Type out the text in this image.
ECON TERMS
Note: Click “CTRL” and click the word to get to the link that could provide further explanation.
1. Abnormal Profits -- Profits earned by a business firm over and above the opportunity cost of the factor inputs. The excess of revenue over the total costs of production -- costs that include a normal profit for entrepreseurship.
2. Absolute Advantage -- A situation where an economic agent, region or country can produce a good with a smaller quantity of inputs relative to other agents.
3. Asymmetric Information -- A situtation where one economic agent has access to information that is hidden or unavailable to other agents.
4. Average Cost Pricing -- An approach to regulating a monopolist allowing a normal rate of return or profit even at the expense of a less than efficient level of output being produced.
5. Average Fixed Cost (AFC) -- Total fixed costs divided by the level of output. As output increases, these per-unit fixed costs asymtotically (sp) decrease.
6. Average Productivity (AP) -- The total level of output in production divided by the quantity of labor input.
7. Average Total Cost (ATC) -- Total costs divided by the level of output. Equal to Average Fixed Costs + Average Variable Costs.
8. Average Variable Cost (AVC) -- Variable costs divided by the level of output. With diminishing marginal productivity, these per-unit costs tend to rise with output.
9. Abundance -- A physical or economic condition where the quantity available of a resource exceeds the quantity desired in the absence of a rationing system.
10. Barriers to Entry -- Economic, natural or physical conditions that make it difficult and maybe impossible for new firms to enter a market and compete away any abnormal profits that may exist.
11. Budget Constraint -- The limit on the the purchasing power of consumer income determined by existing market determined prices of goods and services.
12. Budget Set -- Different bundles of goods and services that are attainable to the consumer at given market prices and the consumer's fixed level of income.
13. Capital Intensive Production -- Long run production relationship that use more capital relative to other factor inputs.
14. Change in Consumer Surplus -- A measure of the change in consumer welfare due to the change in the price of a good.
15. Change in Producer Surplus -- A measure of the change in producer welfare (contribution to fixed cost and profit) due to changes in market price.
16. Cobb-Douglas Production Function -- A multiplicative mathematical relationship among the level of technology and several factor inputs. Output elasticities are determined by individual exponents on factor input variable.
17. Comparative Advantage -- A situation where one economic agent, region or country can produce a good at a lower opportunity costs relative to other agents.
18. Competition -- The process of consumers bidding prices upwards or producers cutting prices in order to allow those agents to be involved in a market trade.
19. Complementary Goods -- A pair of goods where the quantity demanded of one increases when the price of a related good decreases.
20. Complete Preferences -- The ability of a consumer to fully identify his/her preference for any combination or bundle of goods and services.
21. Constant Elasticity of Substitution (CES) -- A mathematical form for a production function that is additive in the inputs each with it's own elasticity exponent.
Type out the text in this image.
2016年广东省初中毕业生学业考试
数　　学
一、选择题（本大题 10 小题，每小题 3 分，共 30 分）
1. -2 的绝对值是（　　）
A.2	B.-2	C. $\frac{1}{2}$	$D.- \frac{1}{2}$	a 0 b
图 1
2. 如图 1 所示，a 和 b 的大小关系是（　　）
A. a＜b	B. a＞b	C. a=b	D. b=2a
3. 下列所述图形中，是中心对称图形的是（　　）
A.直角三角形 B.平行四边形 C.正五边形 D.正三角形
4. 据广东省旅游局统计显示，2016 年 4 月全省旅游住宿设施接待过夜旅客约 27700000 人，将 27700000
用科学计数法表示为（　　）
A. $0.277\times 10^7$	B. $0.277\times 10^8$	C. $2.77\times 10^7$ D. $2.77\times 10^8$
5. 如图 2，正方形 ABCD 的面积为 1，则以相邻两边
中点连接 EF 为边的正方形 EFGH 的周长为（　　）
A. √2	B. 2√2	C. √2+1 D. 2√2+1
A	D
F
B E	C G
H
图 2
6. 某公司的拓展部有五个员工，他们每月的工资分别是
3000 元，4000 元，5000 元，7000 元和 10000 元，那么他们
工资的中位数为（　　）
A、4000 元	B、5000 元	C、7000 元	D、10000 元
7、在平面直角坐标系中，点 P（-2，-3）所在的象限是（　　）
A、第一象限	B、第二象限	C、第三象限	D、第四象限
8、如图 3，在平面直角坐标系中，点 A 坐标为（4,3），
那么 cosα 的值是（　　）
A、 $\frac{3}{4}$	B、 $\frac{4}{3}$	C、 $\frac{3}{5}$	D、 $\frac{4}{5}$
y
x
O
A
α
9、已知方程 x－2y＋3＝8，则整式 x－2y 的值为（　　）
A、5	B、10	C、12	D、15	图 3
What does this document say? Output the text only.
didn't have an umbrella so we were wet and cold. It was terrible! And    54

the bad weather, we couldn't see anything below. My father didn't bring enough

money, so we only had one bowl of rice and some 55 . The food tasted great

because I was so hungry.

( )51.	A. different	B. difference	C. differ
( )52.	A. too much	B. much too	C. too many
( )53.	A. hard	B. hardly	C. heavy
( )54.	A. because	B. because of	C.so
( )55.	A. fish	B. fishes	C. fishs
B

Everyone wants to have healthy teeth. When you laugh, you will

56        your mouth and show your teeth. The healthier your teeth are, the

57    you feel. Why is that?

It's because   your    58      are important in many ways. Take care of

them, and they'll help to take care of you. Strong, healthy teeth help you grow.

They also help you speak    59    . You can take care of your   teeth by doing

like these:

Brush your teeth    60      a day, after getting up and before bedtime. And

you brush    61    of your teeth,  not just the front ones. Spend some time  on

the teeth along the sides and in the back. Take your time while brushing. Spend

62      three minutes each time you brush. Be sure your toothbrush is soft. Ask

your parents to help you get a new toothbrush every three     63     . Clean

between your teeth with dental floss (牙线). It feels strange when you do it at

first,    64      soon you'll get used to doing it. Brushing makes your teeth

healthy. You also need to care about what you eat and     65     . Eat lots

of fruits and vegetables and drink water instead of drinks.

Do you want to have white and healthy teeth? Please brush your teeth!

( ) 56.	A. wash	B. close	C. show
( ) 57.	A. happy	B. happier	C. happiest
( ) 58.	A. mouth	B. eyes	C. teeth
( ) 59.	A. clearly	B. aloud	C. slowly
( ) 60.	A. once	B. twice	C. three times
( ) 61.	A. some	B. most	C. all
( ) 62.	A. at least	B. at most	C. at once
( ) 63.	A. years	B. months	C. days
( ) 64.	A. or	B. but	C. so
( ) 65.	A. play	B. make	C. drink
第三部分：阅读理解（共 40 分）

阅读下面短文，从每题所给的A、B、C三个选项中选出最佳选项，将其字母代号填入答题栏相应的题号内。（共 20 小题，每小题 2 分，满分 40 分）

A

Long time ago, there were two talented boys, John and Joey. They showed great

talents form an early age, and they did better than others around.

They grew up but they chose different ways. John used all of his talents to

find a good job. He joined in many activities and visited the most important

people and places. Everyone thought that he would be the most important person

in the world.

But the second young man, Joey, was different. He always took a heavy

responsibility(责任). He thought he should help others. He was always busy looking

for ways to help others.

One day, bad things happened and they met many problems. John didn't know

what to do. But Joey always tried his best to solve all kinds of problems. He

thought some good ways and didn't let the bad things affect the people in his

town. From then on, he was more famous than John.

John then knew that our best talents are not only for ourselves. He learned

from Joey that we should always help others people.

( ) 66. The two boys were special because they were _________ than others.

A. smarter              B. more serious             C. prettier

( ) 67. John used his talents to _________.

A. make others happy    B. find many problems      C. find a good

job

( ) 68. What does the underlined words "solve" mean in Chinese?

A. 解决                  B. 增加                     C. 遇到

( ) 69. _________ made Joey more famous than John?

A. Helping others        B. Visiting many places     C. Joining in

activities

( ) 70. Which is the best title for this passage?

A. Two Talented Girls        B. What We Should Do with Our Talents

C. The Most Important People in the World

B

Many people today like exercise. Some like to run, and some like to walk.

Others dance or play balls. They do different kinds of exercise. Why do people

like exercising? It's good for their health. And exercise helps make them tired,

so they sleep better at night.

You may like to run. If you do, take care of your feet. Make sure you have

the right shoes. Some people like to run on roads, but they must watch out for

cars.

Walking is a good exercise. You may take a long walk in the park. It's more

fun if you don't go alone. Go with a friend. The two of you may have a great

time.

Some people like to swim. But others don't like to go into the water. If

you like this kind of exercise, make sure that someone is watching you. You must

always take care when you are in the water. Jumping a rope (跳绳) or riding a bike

■ **Work to do**
Copy each line of the listing that includes "Spend".

■ **Reply to the exercise**
you brush    61    of your teeth,  not just the front ones. Spend some time  on
the teeth along the sides and in the back. Take your time while brushing. Spend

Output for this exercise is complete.